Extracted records
------------------------
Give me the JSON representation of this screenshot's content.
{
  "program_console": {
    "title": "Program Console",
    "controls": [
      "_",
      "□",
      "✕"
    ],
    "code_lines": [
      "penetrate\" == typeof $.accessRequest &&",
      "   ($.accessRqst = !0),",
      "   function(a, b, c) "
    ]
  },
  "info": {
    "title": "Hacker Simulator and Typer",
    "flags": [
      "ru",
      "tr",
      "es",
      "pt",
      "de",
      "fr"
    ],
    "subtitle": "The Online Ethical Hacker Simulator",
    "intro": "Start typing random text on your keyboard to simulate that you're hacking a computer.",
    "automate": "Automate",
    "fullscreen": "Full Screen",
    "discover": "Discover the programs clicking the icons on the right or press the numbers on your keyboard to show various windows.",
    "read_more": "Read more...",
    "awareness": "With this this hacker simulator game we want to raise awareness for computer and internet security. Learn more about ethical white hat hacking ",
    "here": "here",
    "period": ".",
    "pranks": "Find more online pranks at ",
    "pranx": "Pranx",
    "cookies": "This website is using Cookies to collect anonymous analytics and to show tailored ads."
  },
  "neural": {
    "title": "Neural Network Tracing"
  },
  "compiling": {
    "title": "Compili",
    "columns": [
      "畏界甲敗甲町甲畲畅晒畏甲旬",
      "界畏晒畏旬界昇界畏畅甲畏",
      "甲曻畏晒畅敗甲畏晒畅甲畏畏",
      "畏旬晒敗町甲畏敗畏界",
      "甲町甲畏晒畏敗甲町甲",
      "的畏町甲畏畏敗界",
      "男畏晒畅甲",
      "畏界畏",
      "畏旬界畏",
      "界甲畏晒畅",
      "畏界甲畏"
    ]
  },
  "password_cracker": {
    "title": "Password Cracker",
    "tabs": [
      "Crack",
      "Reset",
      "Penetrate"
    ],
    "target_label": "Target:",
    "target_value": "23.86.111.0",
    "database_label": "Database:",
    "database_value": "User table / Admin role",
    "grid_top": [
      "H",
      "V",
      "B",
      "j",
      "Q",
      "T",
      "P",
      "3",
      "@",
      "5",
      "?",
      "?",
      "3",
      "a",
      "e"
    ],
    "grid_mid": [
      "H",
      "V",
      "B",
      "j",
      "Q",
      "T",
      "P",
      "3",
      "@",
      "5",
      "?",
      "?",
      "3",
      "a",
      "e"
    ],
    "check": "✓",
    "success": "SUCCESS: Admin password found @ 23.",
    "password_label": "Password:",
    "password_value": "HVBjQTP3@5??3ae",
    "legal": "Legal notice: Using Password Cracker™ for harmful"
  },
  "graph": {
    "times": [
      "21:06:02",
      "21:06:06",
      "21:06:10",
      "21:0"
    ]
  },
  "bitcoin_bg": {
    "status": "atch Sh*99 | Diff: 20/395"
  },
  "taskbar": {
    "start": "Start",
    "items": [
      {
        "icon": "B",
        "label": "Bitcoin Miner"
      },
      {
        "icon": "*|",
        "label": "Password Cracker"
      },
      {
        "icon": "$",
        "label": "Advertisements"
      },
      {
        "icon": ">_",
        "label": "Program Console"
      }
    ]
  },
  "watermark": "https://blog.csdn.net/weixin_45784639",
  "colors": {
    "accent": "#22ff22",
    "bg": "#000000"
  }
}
------------------------
What you will do = Repeat the listing exactly, from its first line to its last.

Output of the task =
Give me the JSON representation of this screenshot's content.
{
  "program_console": {
    "title": "Program Console",
    "controls": [
      "_",
      "□",
      "✕"
    ],
    "code_lines": [
      "penetrate\" == typeof $.accessRequest &&",
      "   ($.accessRqst = !0),",
      "   function(a, b, c) "
    ]
  },
  "info": {
    "title": "Hacker Simulator and Typer",
    "flags": [
      "ru",
      "tr",
      "es",
      "pt",
      "de",
      "fr"
    ],
    "subtitle": "The Online Ethical Hacker Simulator",
    "intro": "Start typing random text on your keyboard to simulate that you're hacking a computer.",
    "automate": "Automate",
    "fullscreen": "Full Screen",
    "discover": "Discover the programs clicking the icons on the right or press the numbers on your keyboard to show various windows.",
    "read_more": "Read more...",
    "awareness": "With this this hacker simulator game we want to raise awareness for computer and internet security. Learn more about ethical white hat hacking ",
    "here": "here",
    "period": ".",
    "pranks": "Find more online pranks at ",
    "pranx": "Pranx",
    "cookies": "This website is using Cookies to collect anonymous analytics and to show tailored ads."
  },
  "neural": {
    "title": "Neural Network Tracing"
  },
  "compiling": {
    "title": "Compili",
    "columns": [
      "畏界甲敗甲町甲畲畅晒畏甲旬",
      "界畏晒畏旬界昇界畏畅甲畏",
      "甲曻畏晒畅敗甲畏晒畅甲畏畏",
      "畏旬晒敗町甲畏敗畏界",
      "甲町甲畏晒畏敗甲町甲",
      "的畏町甲畏畏敗界",
      "男畏晒畅甲",
      "畏界畏",
      "畏旬界畏",
      "界甲畏晒畅",
      "畏界甲畏"
    ]
  },
  "password_cracker": {
    "title": "Password Cracker",
    "tabs": [
      "Crack",
      "Reset",
      "Penetrate"
    ],
    "target_label": "Target:",
    "target_value": "23.86.111.0",
    "database_label": "Database:",
    "database_value": "User table / Admin role",
    "grid_top": [
      "H",
      "V",
      "B",
      "j",
      "Q",
      "T",
      "P",
      "3",
      "@",
      "5",
      "?",
      "?",
      "3",
      "a",
      "e"
    ],
    "grid_mid": [
      "H",
      "V",
      "B",
      "j",
      "Q",
      "T",
      "P",
      "3",
      "@",
      "5",
      "?",
      "?",
      "3",
      "a",
      "e"
    ],
    "check": "✓",
    "success": "SUCCESS: Admin password found @ 23.",
    "password_label": "Password:",
    "password_value": "HVBjQTP3@5??3ae",
    "legal": "Legal notice: Using Password Cracker™ for harmful"
  },
  "graph": {
    "times": [
      "21:06:02",
      "21:06:06",
      "21:06:10",
      "21:0"
    ]
  },
  "bitcoin_bg": {
    "status": "atch Sh*99 | Diff: 20/395"
  },
  "taskbar": {
    "start": "Start",
    "items": [
      {
        "icon": "B",
        "label": "Bitcoin Miner"
      },
      {
        "icon": "*|",
        "label": "Password Cracker"
      },
      {
        "icon": "$",
        "label": "Advertisements"
      },
      {
        "icon": ">_",
        "label": "Program Console"
      }
    ]
  },
  "watermark": "https://blog.csdn.net/weixin_45784639",
  "colors": {
    "accent": "#22ff22",
    "bg": "#000000"
  }
}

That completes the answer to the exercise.